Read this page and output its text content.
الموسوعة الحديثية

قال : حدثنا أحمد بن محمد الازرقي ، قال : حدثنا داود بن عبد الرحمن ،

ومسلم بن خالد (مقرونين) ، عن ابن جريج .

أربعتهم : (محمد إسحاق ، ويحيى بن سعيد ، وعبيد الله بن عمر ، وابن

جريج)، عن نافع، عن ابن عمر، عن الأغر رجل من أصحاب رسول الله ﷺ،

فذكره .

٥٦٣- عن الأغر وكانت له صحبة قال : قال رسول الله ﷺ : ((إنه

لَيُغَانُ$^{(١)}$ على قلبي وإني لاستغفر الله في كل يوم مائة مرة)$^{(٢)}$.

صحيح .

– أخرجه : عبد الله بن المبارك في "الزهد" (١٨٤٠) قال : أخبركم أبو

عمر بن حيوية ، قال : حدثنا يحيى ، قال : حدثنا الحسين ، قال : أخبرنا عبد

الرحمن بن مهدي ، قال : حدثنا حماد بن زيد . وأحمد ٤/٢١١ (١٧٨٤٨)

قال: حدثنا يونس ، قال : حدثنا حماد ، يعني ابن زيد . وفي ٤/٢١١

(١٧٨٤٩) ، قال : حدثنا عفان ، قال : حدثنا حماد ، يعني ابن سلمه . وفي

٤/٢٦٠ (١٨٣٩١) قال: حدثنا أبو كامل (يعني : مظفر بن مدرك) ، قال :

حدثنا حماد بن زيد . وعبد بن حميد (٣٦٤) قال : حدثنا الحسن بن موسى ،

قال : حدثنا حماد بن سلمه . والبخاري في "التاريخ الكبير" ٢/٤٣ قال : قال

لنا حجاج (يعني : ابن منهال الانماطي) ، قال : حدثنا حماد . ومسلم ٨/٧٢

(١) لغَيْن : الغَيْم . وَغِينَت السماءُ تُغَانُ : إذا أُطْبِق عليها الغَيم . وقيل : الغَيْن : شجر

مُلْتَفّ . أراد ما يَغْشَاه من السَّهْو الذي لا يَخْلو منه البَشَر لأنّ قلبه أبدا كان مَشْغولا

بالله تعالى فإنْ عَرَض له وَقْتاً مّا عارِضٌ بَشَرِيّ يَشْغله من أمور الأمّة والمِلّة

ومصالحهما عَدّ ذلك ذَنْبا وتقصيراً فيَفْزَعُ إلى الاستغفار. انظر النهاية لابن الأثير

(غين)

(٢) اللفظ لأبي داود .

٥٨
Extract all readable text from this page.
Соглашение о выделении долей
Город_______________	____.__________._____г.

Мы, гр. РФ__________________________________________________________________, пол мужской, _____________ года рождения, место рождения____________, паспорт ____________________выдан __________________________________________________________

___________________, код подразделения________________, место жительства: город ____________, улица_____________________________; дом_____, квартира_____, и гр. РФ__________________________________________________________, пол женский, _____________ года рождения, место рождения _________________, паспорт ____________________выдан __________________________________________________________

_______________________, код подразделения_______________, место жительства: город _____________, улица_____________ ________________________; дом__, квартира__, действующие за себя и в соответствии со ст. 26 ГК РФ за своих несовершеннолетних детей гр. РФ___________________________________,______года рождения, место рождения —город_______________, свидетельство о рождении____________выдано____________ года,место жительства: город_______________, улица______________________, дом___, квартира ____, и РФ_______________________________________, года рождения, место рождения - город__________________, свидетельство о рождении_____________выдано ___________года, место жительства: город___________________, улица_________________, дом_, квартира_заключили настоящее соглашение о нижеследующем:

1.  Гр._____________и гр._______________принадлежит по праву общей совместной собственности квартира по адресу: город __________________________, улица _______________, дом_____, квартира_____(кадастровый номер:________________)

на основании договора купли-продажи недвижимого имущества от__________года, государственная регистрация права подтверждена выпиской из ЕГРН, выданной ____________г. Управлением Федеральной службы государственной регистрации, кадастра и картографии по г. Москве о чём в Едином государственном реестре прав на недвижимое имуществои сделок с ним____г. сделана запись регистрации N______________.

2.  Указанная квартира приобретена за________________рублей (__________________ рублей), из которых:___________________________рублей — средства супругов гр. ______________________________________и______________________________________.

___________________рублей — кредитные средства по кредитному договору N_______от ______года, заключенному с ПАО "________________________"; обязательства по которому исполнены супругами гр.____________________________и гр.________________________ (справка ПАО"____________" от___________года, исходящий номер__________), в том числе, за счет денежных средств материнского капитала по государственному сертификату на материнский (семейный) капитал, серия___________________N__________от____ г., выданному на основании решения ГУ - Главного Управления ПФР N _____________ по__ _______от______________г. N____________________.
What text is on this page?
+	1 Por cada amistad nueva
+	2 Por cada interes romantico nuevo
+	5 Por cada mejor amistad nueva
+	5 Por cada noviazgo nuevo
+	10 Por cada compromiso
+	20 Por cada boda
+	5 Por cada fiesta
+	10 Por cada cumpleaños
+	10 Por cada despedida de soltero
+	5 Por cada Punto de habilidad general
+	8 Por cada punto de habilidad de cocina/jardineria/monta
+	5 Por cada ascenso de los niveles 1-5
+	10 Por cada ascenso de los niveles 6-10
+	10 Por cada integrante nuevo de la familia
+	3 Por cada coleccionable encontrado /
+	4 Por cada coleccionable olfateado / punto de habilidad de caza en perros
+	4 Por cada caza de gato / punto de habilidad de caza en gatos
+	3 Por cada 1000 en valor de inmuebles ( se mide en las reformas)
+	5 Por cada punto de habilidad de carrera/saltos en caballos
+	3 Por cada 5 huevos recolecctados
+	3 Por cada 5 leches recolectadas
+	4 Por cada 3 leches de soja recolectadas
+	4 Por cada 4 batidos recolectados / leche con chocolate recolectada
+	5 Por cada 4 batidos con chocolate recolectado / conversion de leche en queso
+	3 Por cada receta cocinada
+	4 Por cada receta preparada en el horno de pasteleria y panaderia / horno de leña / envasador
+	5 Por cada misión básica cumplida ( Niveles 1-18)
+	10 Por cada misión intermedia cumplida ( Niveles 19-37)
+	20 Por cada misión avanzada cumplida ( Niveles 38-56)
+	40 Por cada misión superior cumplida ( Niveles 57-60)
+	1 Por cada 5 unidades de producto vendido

┄┄┄┄┄┄┄┄┄┄

* Your instructions: Your task is to repeat every line exactly.

* Worked solution:
Read this page and output its text content.
الموسوعة الحديثية

قال : حدثنا أحمد بن محمد الازرقي ، قال : حدثنا داود بن عبد الرحمن ،

ومسلم بن خالد (مقرونين) ، عن ابن جريج .

أربعتهم : (محمد إسحاق ، ويحيى بن سعيد ، وعبيد الله بن عمر ، وابن

جريج)، عن نافع، عن ابن عمر، عن الأغر رجل من أصحاب رسول الله ﷺ،

فذكره .

٥٦٣- عن الأغر وكانت له صحبة قال : قال رسول الله ﷺ : ((إنه

لَيُغَانُ$^{(١)}$ على قلبي وإني لاستغفر الله في كل يوم مائة مرة)$^{(٢)}$.

صحيح .

– أخرجه : عبد الله بن المبارك في "الزهد" (١٨٤٠) قال : أخبركم أبو

عمر بن حيوية ، قال : حدثنا يحيى ، قال : حدثنا الحسين ، قال : أخبرنا عبد

الرحمن بن مهدي ، قال : حدثنا حماد بن زيد . وأحمد ٤/٢١١ (١٧٨٤٨)

قال: حدثنا يونس ، قال : حدثنا حماد ، يعني ابن زيد . وفي ٤/٢١١

(١٧٨٤٩) ، قال : حدثنا عفان ، قال : حدثنا حماد ، يعني ابن سلمه . وفي

٤/٢٦٠ (١٨٣٩١) قال: حدثنا أبو كامل (يعني : مظفر بن مدرك) ، قال :

حدثنا حماد بن زيد . وعبد بن حميد (٣٦٤) قال : حدثنا الحسن بن موسى ،

قال : حدثنا حماد بن سلمه . والبخاري في "التاريخ الكبير" ٢/٤٣ قال : قال

لنا حجاج (يعني : ابن منهال الانماطي) ، قال : حدثنا حماد . ومسلم ٨/٧٢

(١) لغَيْن : الغَيْم . وَغِينَت السماءُ تُغَانُ : إذا أُطْبِق عليها الغَيم . وقيل : الغَيْن : شجر

مُلْتَفّ . أراد ما يَغْشَاه من السَّهْو الذي لا يَخْلو منه البَشَر لأنّ قلبه أبدا كان مَشْغولا

بالله تعالى فإنْ عَرَض له وَقْتاً مّا عارِضٌ بَشَرِيّ يَشْغله من أمور الأمّة والمِلّة

ومصالحهما عَدّ ذلك ذَنْبا وتقصيراً فيَفْزَعُ إلى الاستغفار. انظر النهاية لابن الأثير

(غين)

(٢) اللفظ لأبي داود .

٥٨
Extract all readable text from this page.
Соглашение о выделении долей
Город_______________	____.__________._____г.

Мы, гр. РФ__________________________________________________________________, пол мужской, _____________ года рождения, место рождения____________, паспорт ____________________выдан __________________________________________________________

___________________, код подразделения________________, место жительства: город ____________, улица_____________________________; дом_____, квартира_____, и гр. РФ__________________________________________________________, пол женский, _____________ года рождения, место рождения _________________, паспорт ____________________выдан __________________________________________________________

_______________________, код подразделения_______________, место жительства: город _____________, улица_____________ ________________________; дом__, квартира__, действующие за себя и в соответствии со ст. 26 ГК РФ за своих несовершеннолетних детей гр. РФ___________________________________,______года рождения, место рождения —город_______________, свидетельство о рождении____________выдано____________ года,место жительства: город_______________, улица______________________, дом___, квартира ____, и РФ_______________________________________, года рождения, место рождения - город__________________, свидетельство о рождении_____________выдано ___________года, место жительства: город___________________, улица_________________, дом_, квартира_заключили настоящее соглашение о нижеследующем:

1.  Гр._____________и гр._______________принадлежит по праву общей совместной собственности квартира по адресу: город __________________________, улица _______________, дом_____, квартира_____(кадастровый номер:________________)

на основании договора купли-продажи недвижимого имущества от__________года, государственная регистрация права подтверждена выпиской из ЕГРН, выданной ____________г. Управлением Федеральной службы государственной регистрации, кадастра и картографии по г. Москве о чём в Едином государственном реестре прав на недвижимое имуществои сделок с ним____г. сделана запись регистрации N______________.

2.  Указанная квартира приобретена за________________рублей (__________________ рублей), из которых:___________________________рублей — средства супругов гр. ______________________________________и______________________________________.

___________________рублей — кредитные средства по кредитному договору N_______от ______года, заключенному с ПАО "________________________"; обязательства по которому исполнены супругами гр.____________________________и гр.________________________ (справка ПАО"____________" от___________года, исходящий номер__________), в том числе, за счет денежных средств материнского капитала по государственному сертификату на материнский (семейный) капитал, серия___________________N__________от____ г., выданному на основании решения ГУ - Главного Управления ПФР N _____________ по__ _______от______________г. N____________________.
What text is on this page?
+	1 Por cada amistad nueva
+	2 Por cada interes romantico nuevo
+	5 Por cada mejor amistad nueva
+	5 Por cada noviazgo nuevo
+	10 Por cada compromiso
+	20 Por cada boda
+	5 Por cada fiesta
+	10 Por cada cumpleaños
+	10 Por cada despedida de soltero
+	5 Por cada Punto de habilidad general
+	8 Por cada punto de habilidad de cocina/jardineria/monta
+	5 Por cada ascenso de los niveles 1-5
+	10 Por cada ascenso de los niveles 6-10
+	10 Por cada integrante nuevo de la familia
+	3 Por cada coleccionable encontrado /
+	4 Por cada coleccionable olfateado / punto de habilidad de caza en perros
+	4 Por cada caza de gato / punto de habilidad de caza en gatos
+	3 Por cada 1000 en valor de inmuebles ( se mide en las reformas)
+	5 Por cada punto de habilidad de carrera/saltos en caballos
+	3 Por cada 5 huevos recolecctados
+	3 Por cada 5 leches recolectadas
+	4 Por cada 3 leches de soja recolectadas
+	4 Por cada 4 batidos recolectados / leche con chocolate recolectada
+	5 Por cada 4 batidos con chocolate recolectado / conversion de leche en queso
+	3 Por cada receta cocinada
+	4 Por cada receta preparada en el horno de pasteleria y panaderia / horno de leña / envasador
+	5 Por cada misión básica cumplida ( Niveles 1-18)
+	10 Por cada misión intermedia cumplida ( Niveles 19-37)
+	20 Por cada misión avanzada cumplida ( Niveles 38-56)
+	40 Por cada misión superior cumplida ( Niveles 57-60)
+	1 Por cada 5 unidades de producto vendido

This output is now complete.